Job 1: In the records, convert the lines from the line containing "Text: Common-Mode Voltage" up to and including the line containing "264, 384, 287]" into a JSON list of strings, one string per line, leaving out blank lines.

Reading passage:
Re: [ceph-users] [Ceph-maintainers] Ceph release cadence

2017-09-10 Thread Yehuda Sadeh-Weinraub
I'm not a huge fan of train releases, as they tend to never quite make
it on time and it always feels a bit artificial timeline anyway. OTOH,
I do see and understand the need of a predictable schedule with a
roadmap attached to it. There are many that need to have at least a
vague idea on what we're going to ship and when, so that they can plan
ahead. We need it ourselves, as sometimes the schedule can dictate the
engineering decision that we're going to make.

Records to process:
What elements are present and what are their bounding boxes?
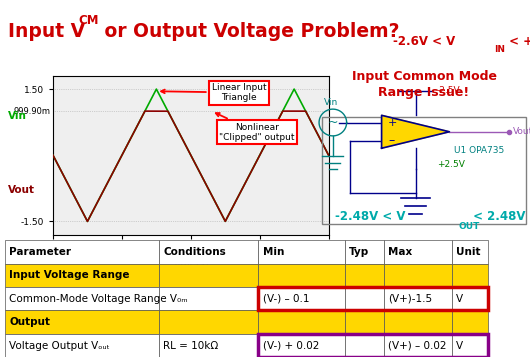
Text: Common-Mode Voltage Range V₀ₘ: Common-Mode Voltage Range V₀ₘ	[10, 294, 188, 304]
Bar	[5, 240, 160, 264]
Text: Vout: Vout	[513, 127, 530, 136]
Bar	[259, 264, 344, 287]
Text: Unit: Unit	[456, 247, 480, 257]
Bar	[384, 334, 452, 357]
Text: Output: Output	[10, 317, 50, 327]
Polygon shape	[382, 115, 449, 148]
Bar	[452, 240, 488, 264]
Text: Vin: Vin	[8, 110, 27, 121]
Text: -2.5V: -2.5V	[437, 86, 461, 95]
Text: Input V: Input V	[8, 22, 85, 41]
Bar	[384, 264, 452, 287]
Text: -2.48V < V: -2.48V < V	[335, 210, 405, 223]
Text: -2.6V < V: -2.6V < V	[393, 35, 455, 48]
Bar	[452, 287, 488, 310]
Bar	[344, 334, 384, 357]
Bar	[452, 310, 488, 334]
X-axis label: Time(s): Time(s)	[172, 258, 209, 268]
Text: OUT: OUT	[459, 222, 480, 231]
Text: (V-) + 0.02: (V-) + 0.02	[263, 341, 319, 351]
Text: +2.5V: +2.5V	[437, 160, 465, 169]
Bar	[344, 264, 384, 287]
Bar	[5, 310, 160, 334]
Bar	[452, 264, 488, 287]
Text: Max: Max	[388, 247, 412, 257]
Bar	[160, 310, 259, 334]
Bar	[384, 287, 452, 310]
Text: < +1.0V: < +1.0V	[505, 35, 530, 48]
Text: (V+) – 0.02: (V+) – 0.02	[388, 341, 446, 351]
Text: Parameter: Parameter	[10, 247, 72, 257]
Text: (V+)-1.5: (V+)-1.5	[388, 294, 432, 304]
Text: CM: CM	[78, 14, 99, 27]
Bar	[344, 287, 384, 310]
Bar	[322, 117, 526, 224]
Bar	[259, 240, 344, 264]
Bar	[160, 240, 259, 264]
Text: or Output Voltage Problem?: or Output Voltage Problem?	[98, 22, 400, 41]
Bar	[344, 240, 384, 264]
Bar	[384, 310, 452, 334]
Bar	[5, 264, 160, 287]
Bar	[452, 334, 488, 357]
Text: V: V	[456, 341, 463, 351]
Text: Voltage Output Vₒᵤₜ: Voltage Output Vₒᵤₜ	[10, 341, 110, 351]
Text: +: +	[388, 117, 398, 127]
Bar	[5, 287, 160, 310]
Text: IN: IN	[494, 45, 505, 55]
Text: Input Voltage Range: Input Voltage Range	[10, 270, 130, 280]
Text: Linear Input
Triangle: Linear Input Triangle	[161, 83, 267, 102]
Bar	[259, 310, 344, 334]
Text: Conditions: Conditions	[163, 247, 226, 257]
Text: U1 OPA735: U1 OPA735	[454, 146, 504, 155]
Text: Typ: Typ	[349, 247, 369, 257]
Bar	[259, 287, 344, 310]
Bar	[259, 334, 488, 357]
Bar	[5, 334, 160, 357]
Text: Vin: Vin	[324, 98, 338, 107]
Text: Min: Min	[263, 247, 284, 257]
Bar	[160, 264, 259, 287]
Text: ~: ~	[328, 116, 338, 129]
Bar	[259, 287, 488, 310]
Text: RL = 10kΩ: RL = 10kΩ	[163, 341, 219, 351]
Bar	[160, 287, 259, 310]
Text: Vout: Vout	[8, 185, 35, 195]
Text: V: V	[456, 294, 463, 304]
Text: 999.90m: 999.90m	[13, 106, 50, 116]
Bar	[160, 334, 259, 357]
Text: (V-) – 0.1: (V-) – 0.1	[263, 294, 309, 304]
Text: Nonlinear
"Clipped" output: Nonlinear "Clipped" output	[216, 113, 295, 142]
Bar	[384, 240, 452, 264]
Bar	[259, 334, 344, 357]
Text: < 2.48V: < 2.48V	[469, 210, 525, 223]
Text: –: –	[388, 135, 394, 148]
Text: Input Common Mode
Range Issue!: Input Common Mode Range Issue!	[351, 70, 497, 99]
Bar	[344, 310, 384, 334]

Job 2: Carry on the mailing-list post about the Ceph release cadence from the point where it stops.

Written answer 1:
[
  "Text: Common-Mode Voltage Range V₀ₘ: Common-Mode Voltage Range V₀ₘ\t[10, 294, 188, 304]",
  "Bar\t[5, 240, 160, 264]",
  "Text: Vout: Vout\t[513, 127, 530, 136]",
  "Bar\t[259, 264, 344, 287]",
  "Text: Unit: Unit\t[456, 247, 480, 257]",
  "Bar\t[384, 334, 452, 357]",
  "Text: Output: Output\t[10, 317, 50, 327]",
  "Polygon shape\t[382, 115, 449, 148]",
  "Bar\t[452, 240, 488, 264]",
  "Text: Vin: Vin\t[8, 110, 27, 121]",
  "Text: -2.5V: -2.5V\t[437, 86, 461, 95]",
  "Text: Input V: Input V\t[8, 22, 85, 41]",
  "Bar\t[384, 264, 452, 287]",
  "Text: -2.48V < V: -2.48V < V\t[335, 210, 405, 223]",
  "Text: -2.6V < V: -2.6V < V\t[393, 35, 455, 48]",
  "Bar\t[452, 287, 488, 310]",
  "Bar\t[344, 334, 384, 357]",
  "Bar\t[452, 310, 488, 334]",
  "X-axis label: Time(s): Time(s)\t[172, 258, 209, 268]",
  "Text: OUT: OUT\t[459, 222, 480, 231]",
  "Text: (V-) + 0.02: (V-) + 0.02\t[263, 341, 319, 351]",
  "Text: +2.5V: +2.5V\t[437, 160, 465, 169]",
  "Bar\t[344, 264, 384, 287]"
]

Written answer 2:
On the other hand, I think that working towards a release that come
out after 9 or 12 months is a bit too long. This is a recipe for more
delays as the penalty for missing a feature is painful. Maybe we can
consider returning to shorter iterations for *dev* releases. These are
checkpoints that need to happen after a short period (2-3 weeks),
where we end up with a minimally tested release that passes some smoke
test. Features are incrementally added to the dev release. The idea
behind a short term dev release is that it minimizes the window where
master is completely unusable, thus reduces the time to stabilization.
Then it's easier to enforce a train schedule if we want to. It might
be easier to let go of a feature that doesn't make it, as it will be
there soon, and maybe if really needed we (or the downstream
maintainer) can make the decision to backport it. This makes me think
that we could revisit the our backport policy/procedure/tooling, so
that we can do it in a sane and safe way when needed and possible.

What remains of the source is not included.